### LISTED ENTRIES
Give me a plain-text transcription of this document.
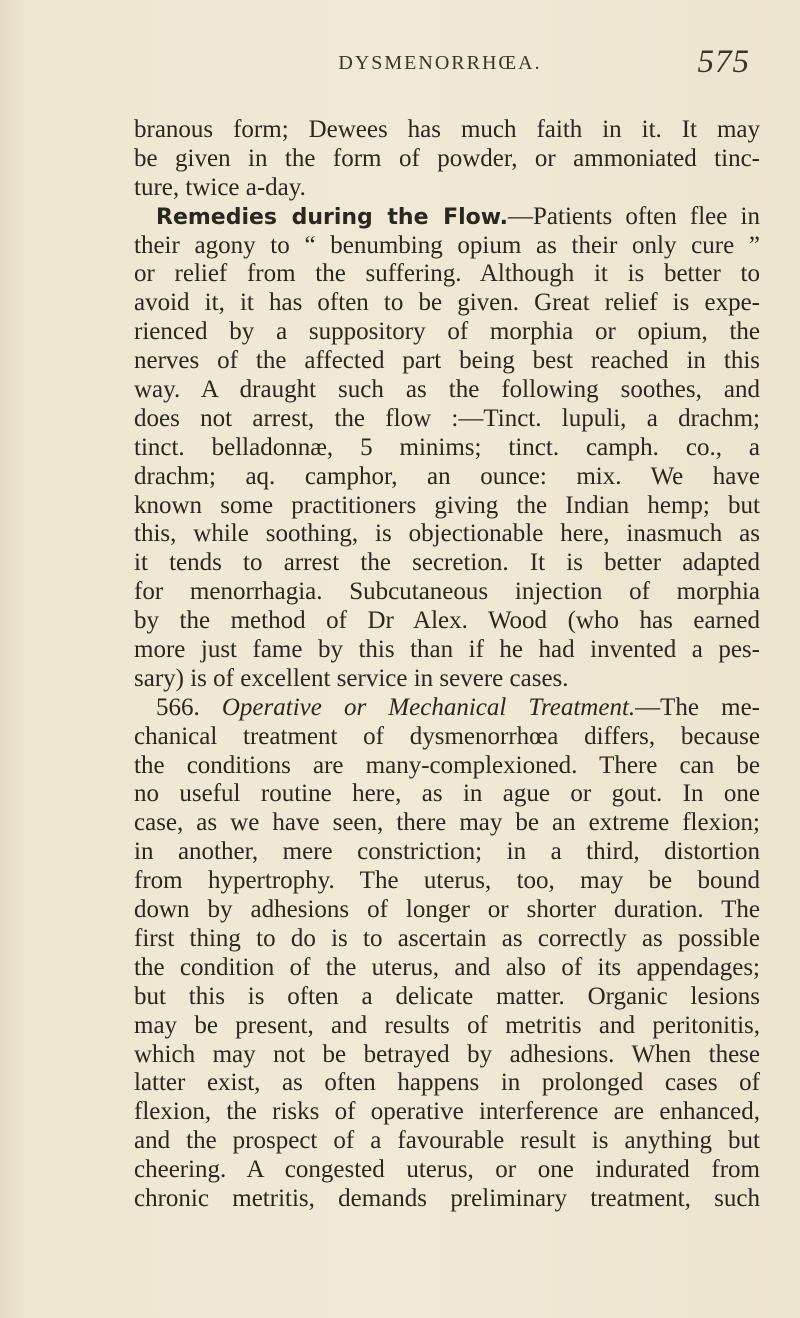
DYSMENORRHŒA.	575
branous form; Dewees has much faith in it. It may
be given in the form of powder, or ammoniated tinc-
ture, twice a-day.
Remedies during the Flow.—Patients often flee in
their agony to “ benumbing opium as their only cure ”
or relief from the suffering. Although it is better to
avoid it, it has often to be given. Great relief is expe-
rienced by a suppository of morphia or opium, the
nerves of the affected part being best reached in this
way. A draught such as the following soothes, and
does not arrest, the flow :—Tinct. lupuli, a drachm;
tinct. belladonnæ, 5 minims; tinct. camph. co., a
drachm; aq. camphor, an ounce: mix. We have
known some practitioners giving the Indian hemp; but
this, while soothing, is objectionable here, inasmuch as
it tends to arrest the secretion. It is better adapted
for menorrhagia. Subcutaneous injection of morphia
by the method of Dr Alex. Wood (who has earned
more just fame by this than if he had invented a pes-
sary) is of excellent service in severe cases.
566. Operative or Mechanical Treatment.—The me-
chanical treatment of dysmenorrhœa differs, because
the conditions are many-complexioned. There can be
no useful routine here, as in ague or gout. In one
case, as we have seen, there may be an extreme flexion;
in another, mere constriction; in a third, distortion
from hypertrophy. The uterus, too, may be bound
down by adhesions of longer or shorter duration. The
first thing to do is to ascertain as correctly as possible
the condition of the uterus, and also of its appendages;
but this is often a delicate matter. Organic lesions
may be present, and results of metritis and peritonitis,
which may not be betrayed by adhesions. When these
latter exist, as often happens in prolonged cases of
flexion, the risks of operative interference are enhanced,
and the prospect of a favourable result is anything but
cheering. A congested uterus, or one indurated from
chronic metritis, demands preliminary treatment, such
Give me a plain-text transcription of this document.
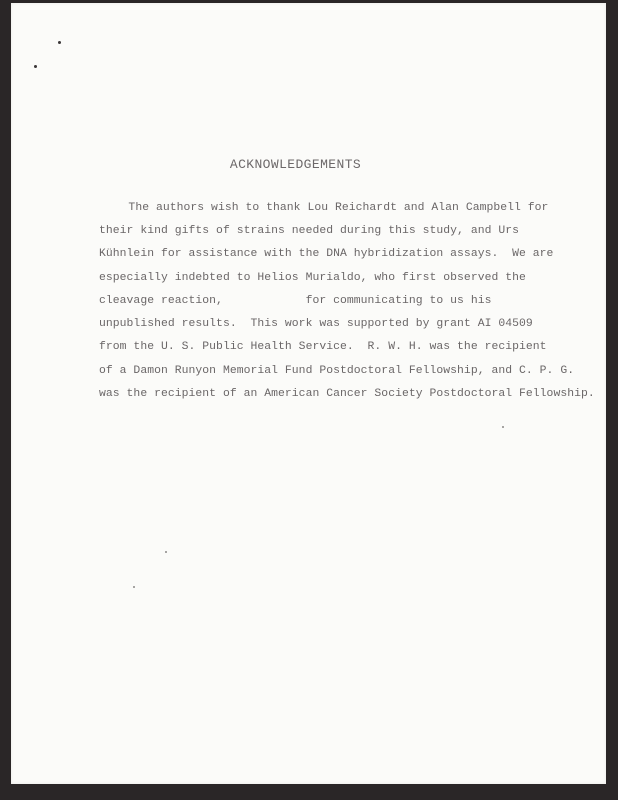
ACKNOWLEDGEMENTS
The authors wish to thank Lou Reichardt and Alan Campbell for
their kind gifts of strains needed during this study, and Urs
Kühnlein for assistance with the DNA hybridization assays.  We are
especially indebted to Helios Murialdo, who first observed the
cleavage reaction,            for communicating to us his
unpublished results.  This work was supported by grant AI 04509
from the U. S. Public Health Service.  R. W. H. was the recipient
of a Damon Runyon Memorial Fund Postdoctoral Fellowship, and C. P. G.
was the recipient of an American Cancer Society Postdoctoral Fellowship.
######
_WHAT THIS TASK INVOLVES_:
Look through the material above and pick out each line holding the word "relief".

_SOLUTION FOR THIS EXERCISE_:
or relief from the suffering. Although it is better to
avoid it, it has often to be given. Great relief is expe-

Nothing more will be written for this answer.